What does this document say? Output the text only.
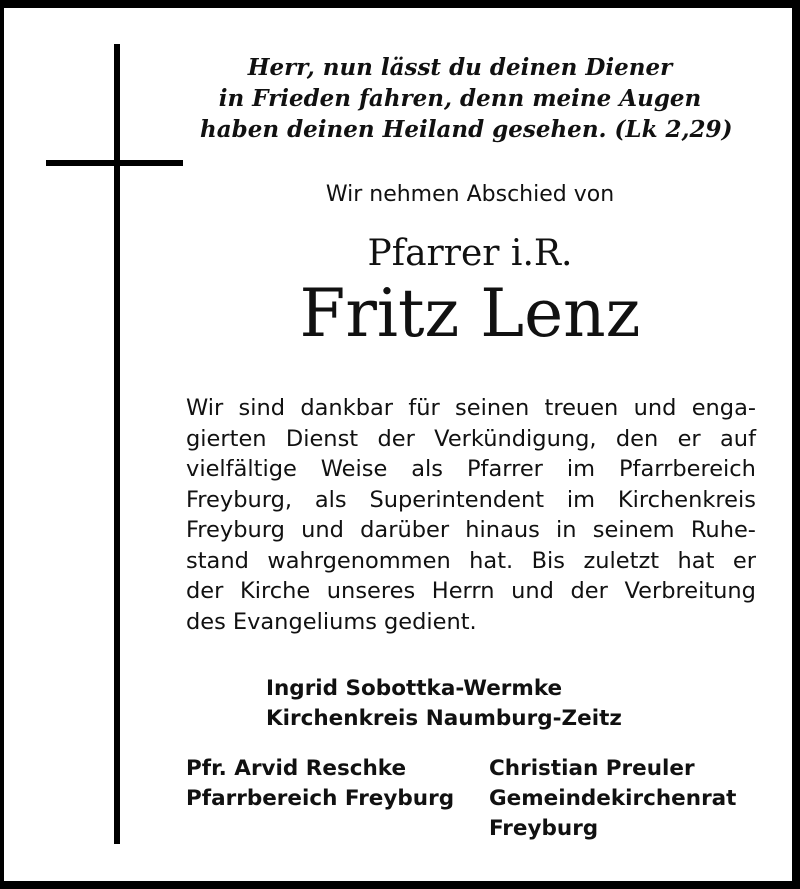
Herr, nun lässt du deinen Diener
in Frieden fahren, denn meine Augen
haben deinen Heiland gesehen. (Lk 2,29)
Wir nehmen Abschied von
Pfarrer i.R.
Fritz Lenz
Wir sind dankbar für seinen treuen und enga-
gierten Dienst der Verkündigung, den er auf
vielfältige Weise als Pfarrer im Pfarrbereich
Freyburg, als Superintendent im Kirchenkreis
Freyburg und darüber hinaus in seinem Ruhe-
stand wahrgenommen hat. Bis zuletzt hat er
der Kirche unseres Herrn und der Verbreitung
des Evangeliums gedient.
Ingrid Sobottka-Wermke
Kirchenkreis Naumburg-Zeitz
Pfr. Arvid Reschke
Pfarrbereich Freyburg
Christian Preuler
Gemeindekirchenrat
Freyburg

Work task>
Give back the whole listing exactly, without pictures.

Completed exercise>
What does this document say? Output the text only.
Herr, nun lässt du deinen Diener
in Frieden fahren, denn meine Augen
haben deinen Heiland gesehen. (Lk 2,29)
Wir nehmen Abschied von
Pfarrer i.R.
Fritz Lenz
Wir sind dankbar für seinen treuen und enga-
gierten Dienst der Verkündigung, den er auf
vielfältige Weise als Pfarrer im Pfarrbereich
Freyburg, als Superintendent im Kirchenkreis
Freyburg und darüber hinaus in seinem Ruhe-
stand wahrgenommen hat. Bis zuletzt hat er
der Kirche unseres Herrn und der Verbreitung
des Evangeliums gedient.
Ingrid Sobottka-Wermke
Kirchenkreis Naumburg-Zeitz
Pfr. Arvid Reschke
Pfarrbereich Freyburg
Christian Preuler
Gemeindekirchenrat
Freyburg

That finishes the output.